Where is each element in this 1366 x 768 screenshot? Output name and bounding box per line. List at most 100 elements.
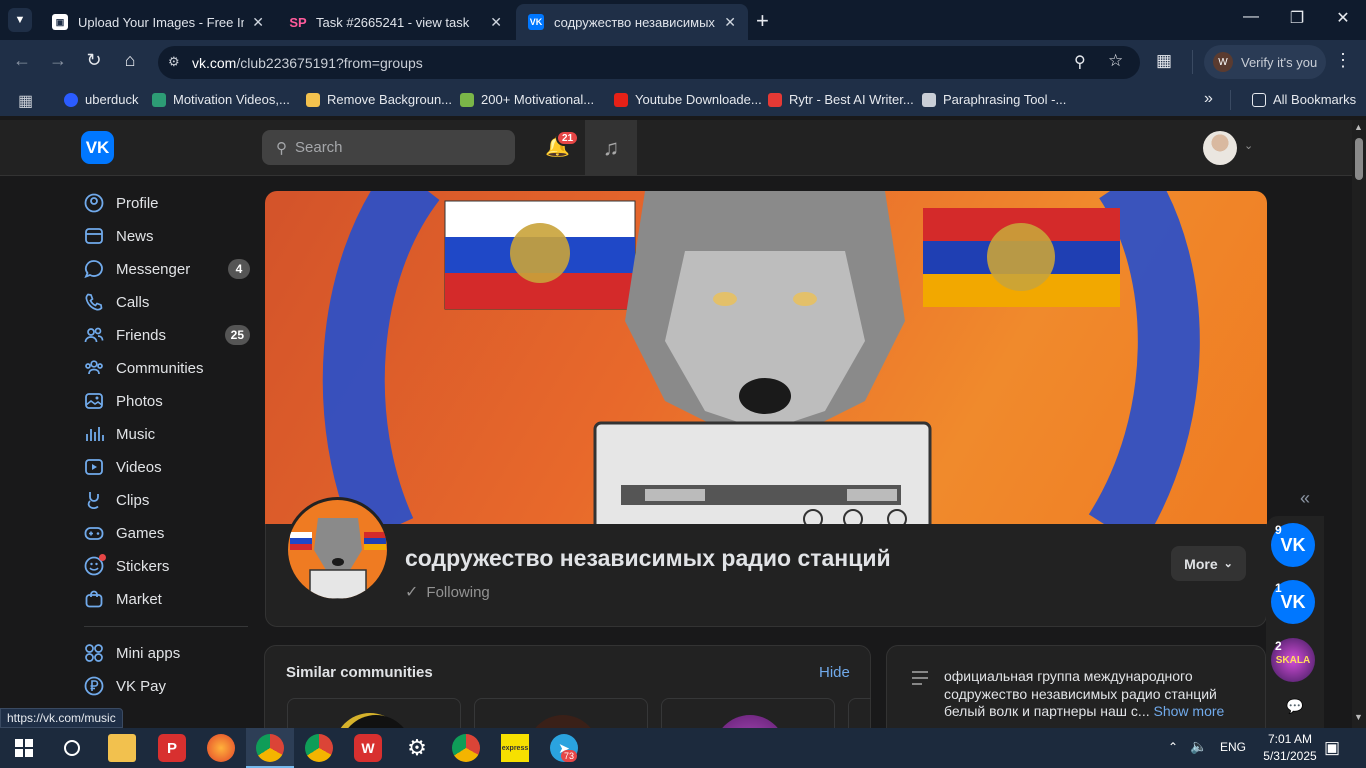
window-close-icon[interactable]: ✕: [1328, 8, 1358, 28]
apps-grid-icon[interactable]: ▦: [18, 91, 33, 111]
search-circle-icon[interactable]: [58, 734, 86, 762]
market-icon: [84, 589, 104, 609]
show-more-link[interactable]: Show more: [1154, 703, 1225, 719]
chrome-profile-icon[interactable]: [256, 734, 284, 762]
bookmark-remove-bg[interactable]: Remove Backgroun...: [306, 92, 452, 107]
wps-office-icon[interactable]: W: [354, 734, 382, 762]
chrome-app-icon[interactable]: [452, 734, 480, 762]
menu-item-stickers[interactable]: Stickers: [84, 553, 250, 579]
firefox-icon[interactable]: [207, 734, 235, 762]
bookmark-paraphrasing[interactable]: Paraphrasing Tool -...: [922, 92, 1066, 107]
games-icon: [84, 523, 104, 543]
menu-item-profile[interactable]: Profile: [84, 190, 250, 216]
music-player-icon[interactable]: ♫: [585, 120, 637, 175]
language-indicator[interactable]: ENG: [1220, 740, 1246, 754]
close-icon[interactable]: ✕: [724, 14, 736, 31]
menu-kebab-icon[interactable]: ⋮: [1334, 50, 1352, 71]
tab-search-button[interactable]: ▼: [8, 8, 32, 32]
menu-item-mini-apps[interactable]: Mini apps: [84, 640, 250, 666]
file-explorer-icon[interactable]: [108, 734, 136, 762]
extensions-icon[interactable]: ▦: [1156, 51, 1172, 71]
image-upload-favicon-icon: ▣: [52, 14, 68, 30]
bookmarks-divider: [1230, 90, 1231, 110]
windows-start-icon[interactable]: [10, 734, 38, 762]
profile-verify-button[interactable]: W Verify it's you: [1204, 45, 1326, 79]
bookmark-star-icon[interactable]: ☆: [1108, 51, 1123, 71]
messenger-icon: [84, 259, 104, 279]
youtube-downloader-icon: [614, 92, 628, 107]
chat-bubble-icon[interactable]: 💬: [1286, 698, 1303, 715]
hide-link[interactable]: Hide: [819, 664, 850, 681]
scrollbar-thumb[interactable]: [1355, 138, 1363, 180]
menu-item-music[interactable]: Music: [84, 421, 250, 447]
forward-icon[interactable]: →: [46, 50, 70, 71]
wps-presentation-icon[interactable]: P: [158, 734, 186, 762]
tab-task[interactable]: SP Task #2665241 - view task ✕: [278, 4, 514, 40]
menu-item-news[interactable]: News: [84, 223, 250, 249]
menu-item-communities[interactable]: Communities: [84, 355, 250, 381]
home-icon[interactable]: ⌂: [118, 50, 142, 71]
bookmark-rytr[interactable]: Rytr - Best AI Writer...: [768, 92, 914, 107]
vk-search-input[interactable]: ⚲ Search: [262, 130, 515, 165]
notifications-badge: 21: [556, 130, 580, 146]
reload-icon[interactable]: ↻: [82, 50, 106, 71]
group-avatar-art: [288, 500, 387, 599]
menu-item-messenger[interactable]: Messenger 4: [84, 256, 250, 282]
bookmark-motivation[interactable]: Motivation Videos,...: [152, 92, 290, 107]
chevron-down-icon[interactable]: ⌄: [1244, 139, 1253, 152]
notification-center-icon[interactable]: ▣: [1324, 738, 1340, 758]
zoom-icon[interactable]: ⚲: [1074, 52, 1086, 72]
tray-chevron-icon[interactable]: ⌃: [1168, 740, 1178, 754]
collapse-chats-icon[interactable]: «: [1300, 488, 1310, 509]
menu-item-calls[interactable]: Calls: [84, 289, 250, 315]
user-avatar[interactable]: [1203, 131, 1237, 165]
address-bar[interactable]: ⚙ vk.com/club223675191?from=groups ⚲ ☆: [158, 46, 1140, 79]
bookmark-motivational[interactable]: 200+ Motivational...: [460, 92, 594, 107]
videos-icon: [84, 457, 104, 477]
following-button[interactable]: ✓ Following: [405, 582, 490, 602]
scroll-up-icon[interactable]: ▲: [1354, 122, 1363, 132]
new-tab-button[interactable]: +: [756, 8, 769, 34]
bookmark-uberduck[interactable]: uberduck: [64, 92, 138, 107]
group-cover-image[interactable]: [265, 191, 1267, 531]
tab-vk-group[interactable]: VK содружество независимых ра, ✕: [516, 4, 748, 40]
more-button[interactable]: More ⌄: [1171, 546, 1246, 581]
more-bookmarks-icon[interactable]: »: [1204, 90, 1213, 108]
bookmarks-bar: ▦ uberduck Motivation Videos,... Remove …: [0, 84, 1366, 116]
close-icon[interactable]: ✕: [252, 14, 264, 31]
scroll-down-icon[interactable]: ▼: [1354, 712, 1363, 722]
page-scrollbar[interactable]: ▲ ▼: [1352, 120, 1366, 728]
menu-item-videos[interactable]: Videos: [84, 454, 250, 480]
restore-icon[interactable]: ❐: [1282, 8, 1312, 28]
rytr-icon: [768, 92, 782, 107]
shopify-icon: [460, 92, 474, 107]
express-app-icon[interactable]: express: [501, 734, 529, 762]
stickers-dot: [99, 554, 106, 561]
close-icon[interactable]: ✕: [490, 14, 502, 31]
all-bookmarks[interactable]: All Bookmarks: [1252, 92, 1356, 107]
tab-upload-images[interactable]: ▣ Upload Your Images - Free Imag ✕: [40, 4, 276, 40]
clock[interactable]: 7:01 AM 5/31/2025: [1262, 731, 1318, 765]
link-status-bar: https://vk.com/music: [0, 708, 123, 728]
vk-pay-icon: [84, 676, 104, 696]
chrome-icon[interactable]: [305, 734, 333, 762]
menu-item-vk-pay[interactable]: VK Pay: [84, 673, 250, 699]
menu-item-photos[interactable]: Photos: [84, 388, 250, 414]
menu-item-games[interactable]: Games: [84, 520, 250, 546]
group-avatar[interactable]: [285, 497, 390, 602]
communities-icon: [84, 358, 104, 378]
back-icon[interactable]: ←: [10, 50, 34, 71]
browser-toolbar: ← → ↻ ⌂ ⚙ vk.com/club223675191?from=grou…: [0, 40, 1366, 84]
vk-logo[interactable]: VK: [81, 131, 114, 164]
menu-item-clips[interactable]: Clips: [84, 487, 250, 513]
profile-avatar-icon: W: [1213, 52, 1233, 72]
menu-item-market[interactable]: Market: [84, 586, 250, 612]
settings-gear-icon[interactable]: ⚙: [403, 734, 431, 762]
motivation-icon: [152, 92, 166, 107]
menu-item-friends[interactable]: Friends 25: [84, 322, 250, 348]
chat-count: 2: [1275, 639, 1282, 653]
volume-icon[interactable]: 🔈: [1190, 738, 1207, 755]
minimize-icon[interactable]: —: [1236, 8, 1266, 26]
bookmark-youtube-downloader[interactable]: Youtube Downloade...: [614, 92, 762, 107]
site-info-icon[interactable]: ⚙: [168, 54, 180, 70]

- Task to carry out
Find each line in the rows above that contains the string "youtube", matching uppercase and lowercase exactly, and copy every such line in full.

- Response
youtube-downloader-icon: [614, 92, 628, 107]
bookmark-youtube-downloader[interactable]: Youtube Downloade...: [614, 92, 762, 107]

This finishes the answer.